[Recorded data]
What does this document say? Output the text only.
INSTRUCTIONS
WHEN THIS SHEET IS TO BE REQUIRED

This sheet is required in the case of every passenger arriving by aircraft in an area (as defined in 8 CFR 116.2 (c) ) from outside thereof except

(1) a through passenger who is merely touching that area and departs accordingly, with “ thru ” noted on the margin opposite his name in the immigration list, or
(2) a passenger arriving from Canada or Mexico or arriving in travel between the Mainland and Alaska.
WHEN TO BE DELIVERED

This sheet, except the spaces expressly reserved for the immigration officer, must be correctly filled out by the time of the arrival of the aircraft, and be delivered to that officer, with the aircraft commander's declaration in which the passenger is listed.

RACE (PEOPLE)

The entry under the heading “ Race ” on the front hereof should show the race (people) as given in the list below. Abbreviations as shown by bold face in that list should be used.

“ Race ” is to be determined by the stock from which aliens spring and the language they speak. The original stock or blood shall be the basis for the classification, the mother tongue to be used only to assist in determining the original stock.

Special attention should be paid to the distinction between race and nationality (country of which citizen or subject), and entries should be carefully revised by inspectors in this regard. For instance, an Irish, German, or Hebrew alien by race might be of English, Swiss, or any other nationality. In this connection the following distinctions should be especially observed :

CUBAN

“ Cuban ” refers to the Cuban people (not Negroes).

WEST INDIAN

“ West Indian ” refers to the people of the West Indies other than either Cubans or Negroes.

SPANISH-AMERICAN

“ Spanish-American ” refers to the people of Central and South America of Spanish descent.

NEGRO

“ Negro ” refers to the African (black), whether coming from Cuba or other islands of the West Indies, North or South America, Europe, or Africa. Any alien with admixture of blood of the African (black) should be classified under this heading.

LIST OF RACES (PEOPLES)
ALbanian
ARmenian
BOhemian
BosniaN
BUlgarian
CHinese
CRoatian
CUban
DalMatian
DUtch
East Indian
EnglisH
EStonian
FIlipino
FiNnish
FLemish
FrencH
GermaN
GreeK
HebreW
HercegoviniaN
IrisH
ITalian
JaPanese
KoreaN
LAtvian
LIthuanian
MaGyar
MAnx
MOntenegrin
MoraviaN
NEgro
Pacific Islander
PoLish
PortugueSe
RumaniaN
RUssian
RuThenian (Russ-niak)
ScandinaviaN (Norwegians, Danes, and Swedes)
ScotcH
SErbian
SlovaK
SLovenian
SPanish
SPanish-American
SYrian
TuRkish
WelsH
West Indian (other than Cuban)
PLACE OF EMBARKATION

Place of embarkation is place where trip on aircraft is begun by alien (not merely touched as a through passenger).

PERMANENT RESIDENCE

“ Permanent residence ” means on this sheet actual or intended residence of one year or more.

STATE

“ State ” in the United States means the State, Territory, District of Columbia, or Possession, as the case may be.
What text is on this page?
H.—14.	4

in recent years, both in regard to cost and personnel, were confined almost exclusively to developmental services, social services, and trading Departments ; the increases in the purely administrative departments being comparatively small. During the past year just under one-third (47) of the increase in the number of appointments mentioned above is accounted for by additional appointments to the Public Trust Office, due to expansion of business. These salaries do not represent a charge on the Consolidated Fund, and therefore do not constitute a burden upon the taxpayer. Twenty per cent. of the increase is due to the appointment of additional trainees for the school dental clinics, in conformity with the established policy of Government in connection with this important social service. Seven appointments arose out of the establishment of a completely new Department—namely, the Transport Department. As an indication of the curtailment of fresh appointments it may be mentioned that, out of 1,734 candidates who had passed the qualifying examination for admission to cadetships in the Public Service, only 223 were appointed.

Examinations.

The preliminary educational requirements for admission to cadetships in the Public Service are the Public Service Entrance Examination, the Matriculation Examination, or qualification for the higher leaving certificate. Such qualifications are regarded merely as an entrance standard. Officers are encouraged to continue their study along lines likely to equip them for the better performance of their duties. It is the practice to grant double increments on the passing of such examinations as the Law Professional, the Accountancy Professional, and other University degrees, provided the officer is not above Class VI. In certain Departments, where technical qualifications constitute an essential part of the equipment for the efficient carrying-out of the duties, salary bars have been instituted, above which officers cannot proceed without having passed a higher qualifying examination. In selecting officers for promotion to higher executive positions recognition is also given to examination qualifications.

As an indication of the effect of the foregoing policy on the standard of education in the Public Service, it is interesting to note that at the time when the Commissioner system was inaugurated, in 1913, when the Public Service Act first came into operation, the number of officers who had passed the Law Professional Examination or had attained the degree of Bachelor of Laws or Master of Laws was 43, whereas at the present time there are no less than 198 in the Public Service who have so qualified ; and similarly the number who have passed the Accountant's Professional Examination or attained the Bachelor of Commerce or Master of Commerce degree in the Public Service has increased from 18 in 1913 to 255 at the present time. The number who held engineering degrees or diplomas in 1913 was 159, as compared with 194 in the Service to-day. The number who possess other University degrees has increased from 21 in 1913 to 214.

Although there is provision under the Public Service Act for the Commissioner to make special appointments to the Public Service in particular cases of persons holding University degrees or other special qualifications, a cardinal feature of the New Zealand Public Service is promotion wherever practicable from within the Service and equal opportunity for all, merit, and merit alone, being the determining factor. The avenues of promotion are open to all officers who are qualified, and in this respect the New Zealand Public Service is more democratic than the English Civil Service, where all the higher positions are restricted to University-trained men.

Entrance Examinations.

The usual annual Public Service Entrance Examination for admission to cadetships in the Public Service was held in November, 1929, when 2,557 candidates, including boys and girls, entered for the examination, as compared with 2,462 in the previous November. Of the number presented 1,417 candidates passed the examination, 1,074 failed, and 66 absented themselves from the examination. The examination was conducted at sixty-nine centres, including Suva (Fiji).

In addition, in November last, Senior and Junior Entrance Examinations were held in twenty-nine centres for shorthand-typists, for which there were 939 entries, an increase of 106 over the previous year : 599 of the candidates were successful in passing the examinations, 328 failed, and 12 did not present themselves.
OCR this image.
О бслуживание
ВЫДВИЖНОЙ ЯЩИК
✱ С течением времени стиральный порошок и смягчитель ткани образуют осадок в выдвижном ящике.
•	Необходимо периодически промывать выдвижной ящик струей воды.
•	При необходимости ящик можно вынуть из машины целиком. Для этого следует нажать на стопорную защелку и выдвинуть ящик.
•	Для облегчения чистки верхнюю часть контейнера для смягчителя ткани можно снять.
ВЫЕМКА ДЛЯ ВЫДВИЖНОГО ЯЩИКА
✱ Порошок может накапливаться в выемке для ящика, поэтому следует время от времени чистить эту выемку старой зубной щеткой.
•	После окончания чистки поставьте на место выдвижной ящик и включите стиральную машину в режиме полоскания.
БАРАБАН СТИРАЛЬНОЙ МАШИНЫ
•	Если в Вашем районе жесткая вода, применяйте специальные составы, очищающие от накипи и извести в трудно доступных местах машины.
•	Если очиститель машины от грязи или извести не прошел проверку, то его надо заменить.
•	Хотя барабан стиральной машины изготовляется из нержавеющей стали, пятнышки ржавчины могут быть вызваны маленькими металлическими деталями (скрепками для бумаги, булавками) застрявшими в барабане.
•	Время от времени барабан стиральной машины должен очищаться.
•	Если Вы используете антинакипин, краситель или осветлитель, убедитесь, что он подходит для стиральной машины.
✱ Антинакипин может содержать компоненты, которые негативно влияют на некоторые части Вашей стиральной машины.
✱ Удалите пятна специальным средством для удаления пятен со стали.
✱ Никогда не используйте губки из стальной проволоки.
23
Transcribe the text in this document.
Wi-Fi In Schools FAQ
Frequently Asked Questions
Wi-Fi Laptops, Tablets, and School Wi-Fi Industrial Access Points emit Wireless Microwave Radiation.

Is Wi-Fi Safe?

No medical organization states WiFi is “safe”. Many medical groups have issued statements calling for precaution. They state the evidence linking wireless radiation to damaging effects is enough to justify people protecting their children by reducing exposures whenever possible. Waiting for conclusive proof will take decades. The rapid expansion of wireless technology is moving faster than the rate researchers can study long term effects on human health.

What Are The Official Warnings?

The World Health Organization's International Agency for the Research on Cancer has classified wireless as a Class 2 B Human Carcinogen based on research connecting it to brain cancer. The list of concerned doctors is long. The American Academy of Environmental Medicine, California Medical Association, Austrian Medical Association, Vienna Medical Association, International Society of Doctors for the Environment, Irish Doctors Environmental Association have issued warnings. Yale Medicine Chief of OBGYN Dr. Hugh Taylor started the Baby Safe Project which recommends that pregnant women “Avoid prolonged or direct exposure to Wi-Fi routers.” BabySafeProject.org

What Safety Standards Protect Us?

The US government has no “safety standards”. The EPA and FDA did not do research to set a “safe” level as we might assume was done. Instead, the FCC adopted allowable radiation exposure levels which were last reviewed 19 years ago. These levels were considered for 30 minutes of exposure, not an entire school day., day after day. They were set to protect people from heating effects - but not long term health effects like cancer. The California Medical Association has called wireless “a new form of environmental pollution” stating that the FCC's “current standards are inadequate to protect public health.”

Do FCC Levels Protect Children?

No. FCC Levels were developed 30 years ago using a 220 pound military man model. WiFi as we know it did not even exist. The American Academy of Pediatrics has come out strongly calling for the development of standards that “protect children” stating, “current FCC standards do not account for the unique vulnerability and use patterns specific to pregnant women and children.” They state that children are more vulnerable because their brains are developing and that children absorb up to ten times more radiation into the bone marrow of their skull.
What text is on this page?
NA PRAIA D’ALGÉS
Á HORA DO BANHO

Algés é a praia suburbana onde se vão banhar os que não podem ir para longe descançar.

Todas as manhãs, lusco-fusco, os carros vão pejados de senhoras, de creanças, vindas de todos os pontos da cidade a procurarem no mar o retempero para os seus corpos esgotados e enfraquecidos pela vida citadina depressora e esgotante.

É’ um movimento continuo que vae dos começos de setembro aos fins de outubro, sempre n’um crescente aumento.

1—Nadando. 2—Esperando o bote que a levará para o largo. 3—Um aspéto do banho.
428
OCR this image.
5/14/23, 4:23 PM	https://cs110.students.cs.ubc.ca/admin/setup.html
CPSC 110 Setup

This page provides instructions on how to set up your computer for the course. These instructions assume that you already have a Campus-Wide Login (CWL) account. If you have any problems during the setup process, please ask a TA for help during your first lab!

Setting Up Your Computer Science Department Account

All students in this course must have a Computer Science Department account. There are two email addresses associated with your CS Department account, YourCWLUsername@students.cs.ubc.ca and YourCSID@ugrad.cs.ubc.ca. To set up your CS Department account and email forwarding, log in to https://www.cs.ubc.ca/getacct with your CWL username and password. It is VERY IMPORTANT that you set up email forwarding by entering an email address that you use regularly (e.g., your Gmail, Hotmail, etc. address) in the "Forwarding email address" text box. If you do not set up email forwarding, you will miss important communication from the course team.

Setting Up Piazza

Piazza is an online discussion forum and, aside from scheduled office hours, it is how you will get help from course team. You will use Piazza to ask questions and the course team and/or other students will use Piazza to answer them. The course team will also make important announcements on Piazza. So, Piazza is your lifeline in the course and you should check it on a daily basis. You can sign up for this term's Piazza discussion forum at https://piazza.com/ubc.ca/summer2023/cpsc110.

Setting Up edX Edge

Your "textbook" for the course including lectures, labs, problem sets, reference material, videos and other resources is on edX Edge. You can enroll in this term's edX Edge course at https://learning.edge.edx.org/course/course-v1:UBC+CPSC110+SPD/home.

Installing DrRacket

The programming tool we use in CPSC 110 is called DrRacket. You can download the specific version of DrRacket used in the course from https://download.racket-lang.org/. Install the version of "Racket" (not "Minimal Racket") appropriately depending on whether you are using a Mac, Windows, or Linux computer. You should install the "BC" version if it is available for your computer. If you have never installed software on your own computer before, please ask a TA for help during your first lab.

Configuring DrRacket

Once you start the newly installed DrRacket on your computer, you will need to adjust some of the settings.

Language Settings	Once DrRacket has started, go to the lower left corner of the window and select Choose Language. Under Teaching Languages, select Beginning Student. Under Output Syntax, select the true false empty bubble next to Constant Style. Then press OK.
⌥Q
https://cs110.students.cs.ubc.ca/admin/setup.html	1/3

### JOB
Collect each line containing the string "used".

### RESULT FOR THIS EXERCISE
The entry under the heading “ Race ” on the front hereof should show the race (people) as given in the list below. Abbreviations as shown by bold face in that list should be used.
“ Race ” is to be determined by the stock from which aliens spring and the language they speak. The original stock or blood shall be the basis for the classification, the mother tongue to be used only to assist in determining the original stock.
The programming tool we use in CPSC 110 is called DrRacket. You can download the specific version of DrRacket used in the course from https://download.racket-lang.org/. Install the version of "Racket" (not "Minimal Racket") appropriately depending on whether you are using a Mac, Windows, or Linux computer. You should install the "BC" version if it is available for your computer. If you have never installed software on your own computer before, please ask a TA for help during your first lab.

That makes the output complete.